══ Text zur Analyse
Moderationsrichtlinie — Fahrzüg AI
Professioneller Arbeitsentwurf – finale Prüfung durch qualifizierte Schweizer Rechtsberatung vor öffentlichem Launch empfohlen.
Stand: 23.08.2026
1. Meldung
Jede Nutzerin und jeder Nutzer kann ein Inserat oder ein Konto über die Meldefunktion melden.
2. Prüfung
Eingehende Meldungen werden geprüft. Die Prüfung stützt sich auf deterministische Signale (z. B. Meldevolumen, gemeldete Inhaltsmerkmale) sowie auf manuelle Durchsicht durch Fahrzüg.
3. Keine automatische Betrugsfeststellung
Ein automatisiertes Signal allein führt zu keiner automatischen Feststellung von Betrug oder einer automatischen Sperrung. Jede endgültige Massnahme wird durch eine verantwortliche Person entschieden.
════
══ Angezeigte Daten
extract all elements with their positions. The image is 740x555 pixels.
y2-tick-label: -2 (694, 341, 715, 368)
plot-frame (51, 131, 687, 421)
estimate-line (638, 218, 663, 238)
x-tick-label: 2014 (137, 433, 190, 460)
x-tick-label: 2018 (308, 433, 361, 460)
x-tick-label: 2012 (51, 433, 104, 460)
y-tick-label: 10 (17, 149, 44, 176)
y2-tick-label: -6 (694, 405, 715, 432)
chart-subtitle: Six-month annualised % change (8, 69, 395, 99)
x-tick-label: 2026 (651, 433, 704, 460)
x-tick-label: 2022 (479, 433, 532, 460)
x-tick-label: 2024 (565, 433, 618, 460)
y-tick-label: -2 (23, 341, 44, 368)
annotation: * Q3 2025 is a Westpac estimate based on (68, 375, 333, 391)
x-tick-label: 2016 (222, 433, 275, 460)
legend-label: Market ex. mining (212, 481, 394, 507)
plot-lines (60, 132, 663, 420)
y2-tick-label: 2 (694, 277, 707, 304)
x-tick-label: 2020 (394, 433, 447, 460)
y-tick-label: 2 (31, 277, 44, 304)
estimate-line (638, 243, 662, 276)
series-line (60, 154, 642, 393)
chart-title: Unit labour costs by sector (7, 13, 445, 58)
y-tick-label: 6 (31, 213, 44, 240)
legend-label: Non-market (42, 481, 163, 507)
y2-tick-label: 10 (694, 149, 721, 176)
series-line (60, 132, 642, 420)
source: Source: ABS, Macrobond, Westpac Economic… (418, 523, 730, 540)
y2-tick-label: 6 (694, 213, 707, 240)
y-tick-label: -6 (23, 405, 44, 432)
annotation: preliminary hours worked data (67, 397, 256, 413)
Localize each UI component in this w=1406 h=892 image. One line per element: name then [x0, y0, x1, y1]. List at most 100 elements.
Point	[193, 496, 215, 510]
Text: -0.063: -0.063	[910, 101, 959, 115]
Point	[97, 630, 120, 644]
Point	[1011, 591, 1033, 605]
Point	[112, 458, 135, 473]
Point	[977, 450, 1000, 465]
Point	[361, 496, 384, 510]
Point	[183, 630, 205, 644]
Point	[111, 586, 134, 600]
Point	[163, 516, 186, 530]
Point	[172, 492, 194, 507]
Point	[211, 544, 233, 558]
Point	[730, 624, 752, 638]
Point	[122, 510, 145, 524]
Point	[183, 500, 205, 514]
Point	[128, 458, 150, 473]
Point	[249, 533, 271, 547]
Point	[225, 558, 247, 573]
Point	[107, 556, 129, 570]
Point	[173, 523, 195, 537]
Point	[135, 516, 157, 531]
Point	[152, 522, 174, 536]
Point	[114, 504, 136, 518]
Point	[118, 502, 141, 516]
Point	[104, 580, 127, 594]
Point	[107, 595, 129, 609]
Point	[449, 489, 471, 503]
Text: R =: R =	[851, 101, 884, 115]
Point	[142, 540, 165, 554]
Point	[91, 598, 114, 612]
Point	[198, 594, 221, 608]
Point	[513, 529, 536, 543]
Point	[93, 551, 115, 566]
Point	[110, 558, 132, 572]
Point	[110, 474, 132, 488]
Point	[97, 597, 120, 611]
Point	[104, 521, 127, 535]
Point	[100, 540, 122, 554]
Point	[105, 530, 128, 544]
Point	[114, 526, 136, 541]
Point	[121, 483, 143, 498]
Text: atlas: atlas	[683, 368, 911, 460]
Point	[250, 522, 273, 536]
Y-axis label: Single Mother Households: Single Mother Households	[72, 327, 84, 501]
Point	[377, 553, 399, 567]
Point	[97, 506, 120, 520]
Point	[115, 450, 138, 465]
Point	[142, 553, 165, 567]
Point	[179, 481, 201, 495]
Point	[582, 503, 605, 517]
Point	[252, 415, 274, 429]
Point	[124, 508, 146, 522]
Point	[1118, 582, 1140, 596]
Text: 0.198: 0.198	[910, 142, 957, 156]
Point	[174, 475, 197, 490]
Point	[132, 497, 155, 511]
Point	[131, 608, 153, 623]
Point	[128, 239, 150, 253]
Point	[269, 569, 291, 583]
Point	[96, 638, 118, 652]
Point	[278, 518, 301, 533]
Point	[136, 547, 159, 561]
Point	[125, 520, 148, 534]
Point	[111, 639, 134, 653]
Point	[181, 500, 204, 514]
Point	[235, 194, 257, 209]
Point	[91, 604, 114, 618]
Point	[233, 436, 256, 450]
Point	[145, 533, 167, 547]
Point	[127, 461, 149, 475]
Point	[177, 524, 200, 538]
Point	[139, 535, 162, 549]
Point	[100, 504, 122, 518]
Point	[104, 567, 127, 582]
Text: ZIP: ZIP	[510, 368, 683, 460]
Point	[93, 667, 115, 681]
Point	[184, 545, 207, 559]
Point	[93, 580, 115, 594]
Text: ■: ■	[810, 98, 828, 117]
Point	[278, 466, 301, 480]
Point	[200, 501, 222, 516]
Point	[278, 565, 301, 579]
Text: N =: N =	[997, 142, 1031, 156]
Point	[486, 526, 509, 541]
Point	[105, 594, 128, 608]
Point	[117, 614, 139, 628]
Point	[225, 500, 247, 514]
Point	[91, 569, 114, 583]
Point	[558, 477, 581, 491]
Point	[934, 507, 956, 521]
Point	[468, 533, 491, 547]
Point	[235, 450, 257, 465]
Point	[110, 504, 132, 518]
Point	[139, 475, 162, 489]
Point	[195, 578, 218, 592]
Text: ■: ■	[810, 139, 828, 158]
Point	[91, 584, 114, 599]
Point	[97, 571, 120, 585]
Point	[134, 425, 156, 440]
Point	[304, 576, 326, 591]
════
◆ Arbeitsauftrag
Kopieren Sie aus der Moderationsrichtlinie wortgetreu die Stelle, die mit "Moderationsrichtlinie — Fahrzüg" beginnt und bis einschließlich "Durchsicht durch Fahrzüg." reicht. Die Einträge haben mit der Moderationsrichtlinie nichts zu tun.

◆ Ergebnis
Moderationsrichtlinie — Fahrzüg AI
Professioneller Arbeitsentwurf – finale Prüfung durch qualifizierte Schweizer Rechtsberatung vor öffentlichem Launch empfohlen.
Stand: 23.08.2026
1. Meldung
Jede Nutzerin und jeder Nutzer kann ein Inserat oder ein Konto über die Meldefunktion melden.
2. Prüfung
Eingehende Meldungen werden geprüft. Die Prüfung stützt sich auf deterministische Signale (z. B. Meldevolumen, gemeldete Inhaltsmerkmale) sowie auf manuelle Durchsicht durch Fahrzüg.